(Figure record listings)

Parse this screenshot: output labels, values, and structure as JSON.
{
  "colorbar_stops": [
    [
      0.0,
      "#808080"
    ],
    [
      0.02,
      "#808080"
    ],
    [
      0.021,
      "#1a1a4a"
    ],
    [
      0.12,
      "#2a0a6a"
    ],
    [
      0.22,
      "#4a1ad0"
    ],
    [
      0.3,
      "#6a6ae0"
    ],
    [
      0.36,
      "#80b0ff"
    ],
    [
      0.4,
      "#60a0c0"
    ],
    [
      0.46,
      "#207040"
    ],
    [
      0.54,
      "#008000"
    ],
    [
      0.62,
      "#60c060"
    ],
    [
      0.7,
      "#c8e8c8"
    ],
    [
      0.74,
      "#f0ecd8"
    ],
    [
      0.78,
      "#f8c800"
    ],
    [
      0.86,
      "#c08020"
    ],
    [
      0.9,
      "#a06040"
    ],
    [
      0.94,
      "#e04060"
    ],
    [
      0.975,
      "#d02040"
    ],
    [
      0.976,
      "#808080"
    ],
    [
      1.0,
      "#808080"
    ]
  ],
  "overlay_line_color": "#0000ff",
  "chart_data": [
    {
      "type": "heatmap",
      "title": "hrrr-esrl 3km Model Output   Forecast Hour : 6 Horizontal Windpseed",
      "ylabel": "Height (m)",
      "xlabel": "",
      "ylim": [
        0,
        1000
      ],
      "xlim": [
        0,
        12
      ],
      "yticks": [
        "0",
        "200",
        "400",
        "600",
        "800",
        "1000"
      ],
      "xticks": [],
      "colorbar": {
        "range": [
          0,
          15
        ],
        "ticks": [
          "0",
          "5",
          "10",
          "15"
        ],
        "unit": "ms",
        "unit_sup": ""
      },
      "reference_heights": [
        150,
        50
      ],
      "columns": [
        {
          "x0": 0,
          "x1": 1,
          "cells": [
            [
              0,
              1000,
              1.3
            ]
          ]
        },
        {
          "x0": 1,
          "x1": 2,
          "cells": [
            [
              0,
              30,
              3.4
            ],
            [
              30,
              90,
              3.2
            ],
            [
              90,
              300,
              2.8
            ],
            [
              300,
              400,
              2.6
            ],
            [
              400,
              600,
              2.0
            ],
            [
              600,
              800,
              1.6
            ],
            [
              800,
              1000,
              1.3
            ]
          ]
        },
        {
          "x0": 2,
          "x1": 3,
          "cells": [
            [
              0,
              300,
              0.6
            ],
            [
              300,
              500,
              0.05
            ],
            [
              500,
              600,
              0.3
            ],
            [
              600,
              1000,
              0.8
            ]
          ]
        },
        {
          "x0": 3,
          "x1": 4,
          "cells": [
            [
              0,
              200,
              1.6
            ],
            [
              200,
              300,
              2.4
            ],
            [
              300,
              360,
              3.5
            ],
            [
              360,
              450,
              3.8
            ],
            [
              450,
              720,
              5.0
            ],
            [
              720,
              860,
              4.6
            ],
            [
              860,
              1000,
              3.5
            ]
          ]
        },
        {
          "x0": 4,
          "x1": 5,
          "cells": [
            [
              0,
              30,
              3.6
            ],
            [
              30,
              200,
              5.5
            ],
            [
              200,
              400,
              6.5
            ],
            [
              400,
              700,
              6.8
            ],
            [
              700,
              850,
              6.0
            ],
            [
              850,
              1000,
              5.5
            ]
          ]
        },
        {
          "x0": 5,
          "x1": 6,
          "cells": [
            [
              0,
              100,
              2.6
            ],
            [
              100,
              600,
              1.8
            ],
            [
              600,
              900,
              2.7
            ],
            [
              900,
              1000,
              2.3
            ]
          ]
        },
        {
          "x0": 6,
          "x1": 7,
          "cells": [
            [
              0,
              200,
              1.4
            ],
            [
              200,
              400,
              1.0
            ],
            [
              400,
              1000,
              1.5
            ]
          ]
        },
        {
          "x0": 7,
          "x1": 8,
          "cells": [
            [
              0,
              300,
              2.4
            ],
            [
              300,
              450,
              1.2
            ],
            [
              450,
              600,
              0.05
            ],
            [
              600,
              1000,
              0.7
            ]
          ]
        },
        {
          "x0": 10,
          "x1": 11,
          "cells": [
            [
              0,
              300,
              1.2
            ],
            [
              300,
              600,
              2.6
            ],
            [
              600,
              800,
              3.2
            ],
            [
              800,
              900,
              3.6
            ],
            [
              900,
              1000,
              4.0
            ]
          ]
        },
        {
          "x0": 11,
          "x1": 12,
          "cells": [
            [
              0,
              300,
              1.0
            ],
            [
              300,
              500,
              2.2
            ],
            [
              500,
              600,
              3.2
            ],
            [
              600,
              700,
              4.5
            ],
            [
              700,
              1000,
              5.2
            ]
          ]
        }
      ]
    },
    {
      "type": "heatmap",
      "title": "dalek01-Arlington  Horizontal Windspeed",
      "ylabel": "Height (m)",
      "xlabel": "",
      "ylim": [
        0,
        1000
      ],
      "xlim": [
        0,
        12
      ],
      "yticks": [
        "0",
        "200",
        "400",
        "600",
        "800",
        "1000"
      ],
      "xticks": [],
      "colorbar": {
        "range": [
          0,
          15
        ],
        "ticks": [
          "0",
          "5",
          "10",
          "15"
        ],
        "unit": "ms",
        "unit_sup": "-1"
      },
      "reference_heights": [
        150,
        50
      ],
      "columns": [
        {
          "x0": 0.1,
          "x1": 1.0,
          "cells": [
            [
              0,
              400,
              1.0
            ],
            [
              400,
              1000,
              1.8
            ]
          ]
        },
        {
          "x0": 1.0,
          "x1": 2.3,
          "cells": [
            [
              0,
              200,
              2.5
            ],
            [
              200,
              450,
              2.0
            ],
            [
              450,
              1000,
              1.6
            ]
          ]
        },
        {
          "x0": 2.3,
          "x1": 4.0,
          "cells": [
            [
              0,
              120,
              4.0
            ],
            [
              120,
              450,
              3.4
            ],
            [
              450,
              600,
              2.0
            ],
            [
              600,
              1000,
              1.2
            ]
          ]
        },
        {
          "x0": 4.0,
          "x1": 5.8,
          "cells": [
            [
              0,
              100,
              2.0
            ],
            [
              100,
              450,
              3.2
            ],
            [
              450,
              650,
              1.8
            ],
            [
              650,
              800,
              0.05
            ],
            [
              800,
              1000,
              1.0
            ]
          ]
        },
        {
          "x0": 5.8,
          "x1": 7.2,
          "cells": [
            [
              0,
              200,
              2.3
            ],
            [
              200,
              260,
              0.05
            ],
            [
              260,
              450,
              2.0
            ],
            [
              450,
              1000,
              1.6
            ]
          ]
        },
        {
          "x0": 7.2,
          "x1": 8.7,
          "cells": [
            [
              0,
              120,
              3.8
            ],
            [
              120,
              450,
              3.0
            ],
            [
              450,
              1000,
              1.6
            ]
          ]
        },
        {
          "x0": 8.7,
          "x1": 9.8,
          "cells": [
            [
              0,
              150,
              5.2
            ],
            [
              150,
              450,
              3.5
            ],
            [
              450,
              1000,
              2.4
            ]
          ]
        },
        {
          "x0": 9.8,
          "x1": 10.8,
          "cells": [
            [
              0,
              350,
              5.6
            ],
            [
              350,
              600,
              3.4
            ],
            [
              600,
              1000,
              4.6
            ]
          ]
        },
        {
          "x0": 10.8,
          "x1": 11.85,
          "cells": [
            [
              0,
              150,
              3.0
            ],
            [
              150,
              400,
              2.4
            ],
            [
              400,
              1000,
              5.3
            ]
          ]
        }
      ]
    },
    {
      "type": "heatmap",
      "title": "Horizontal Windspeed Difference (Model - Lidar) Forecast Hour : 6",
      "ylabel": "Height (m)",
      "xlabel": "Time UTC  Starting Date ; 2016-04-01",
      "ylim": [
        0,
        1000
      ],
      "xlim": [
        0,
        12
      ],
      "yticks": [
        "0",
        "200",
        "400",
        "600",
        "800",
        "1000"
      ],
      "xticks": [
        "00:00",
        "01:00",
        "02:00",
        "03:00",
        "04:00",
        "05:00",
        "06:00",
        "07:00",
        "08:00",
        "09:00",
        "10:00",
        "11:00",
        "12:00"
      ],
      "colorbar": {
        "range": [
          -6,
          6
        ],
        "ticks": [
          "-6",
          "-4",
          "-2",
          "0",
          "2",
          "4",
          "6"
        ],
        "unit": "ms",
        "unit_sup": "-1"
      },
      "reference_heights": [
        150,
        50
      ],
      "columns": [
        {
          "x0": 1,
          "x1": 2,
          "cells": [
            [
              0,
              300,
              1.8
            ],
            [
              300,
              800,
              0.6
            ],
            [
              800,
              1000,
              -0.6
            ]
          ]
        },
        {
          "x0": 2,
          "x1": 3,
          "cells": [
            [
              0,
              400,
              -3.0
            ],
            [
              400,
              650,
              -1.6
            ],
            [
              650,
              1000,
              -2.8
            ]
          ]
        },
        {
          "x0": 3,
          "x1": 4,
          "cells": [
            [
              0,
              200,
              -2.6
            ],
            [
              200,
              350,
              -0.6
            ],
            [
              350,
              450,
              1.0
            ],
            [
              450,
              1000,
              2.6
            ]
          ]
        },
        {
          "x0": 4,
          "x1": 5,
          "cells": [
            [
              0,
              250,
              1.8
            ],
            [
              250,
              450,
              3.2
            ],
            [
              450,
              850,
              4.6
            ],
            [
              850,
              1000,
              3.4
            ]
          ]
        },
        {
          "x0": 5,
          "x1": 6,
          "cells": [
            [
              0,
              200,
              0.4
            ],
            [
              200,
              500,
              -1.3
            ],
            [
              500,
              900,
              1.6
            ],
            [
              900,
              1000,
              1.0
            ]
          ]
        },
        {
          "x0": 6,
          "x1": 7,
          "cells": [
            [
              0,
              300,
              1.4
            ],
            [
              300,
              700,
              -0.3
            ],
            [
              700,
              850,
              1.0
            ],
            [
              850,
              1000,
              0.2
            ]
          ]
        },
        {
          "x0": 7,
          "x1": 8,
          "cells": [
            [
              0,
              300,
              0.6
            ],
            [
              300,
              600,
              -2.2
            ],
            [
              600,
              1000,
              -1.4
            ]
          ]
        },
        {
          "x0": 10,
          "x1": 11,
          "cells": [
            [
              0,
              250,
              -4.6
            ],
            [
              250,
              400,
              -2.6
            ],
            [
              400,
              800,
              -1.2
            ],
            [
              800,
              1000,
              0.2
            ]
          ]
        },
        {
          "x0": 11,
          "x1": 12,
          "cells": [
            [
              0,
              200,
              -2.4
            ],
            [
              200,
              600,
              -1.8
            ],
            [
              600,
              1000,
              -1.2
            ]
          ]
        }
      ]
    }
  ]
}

### What needs to be done
Count how many lines above contain the word "Model". Reply with the number alone.

### Response to the exercise
2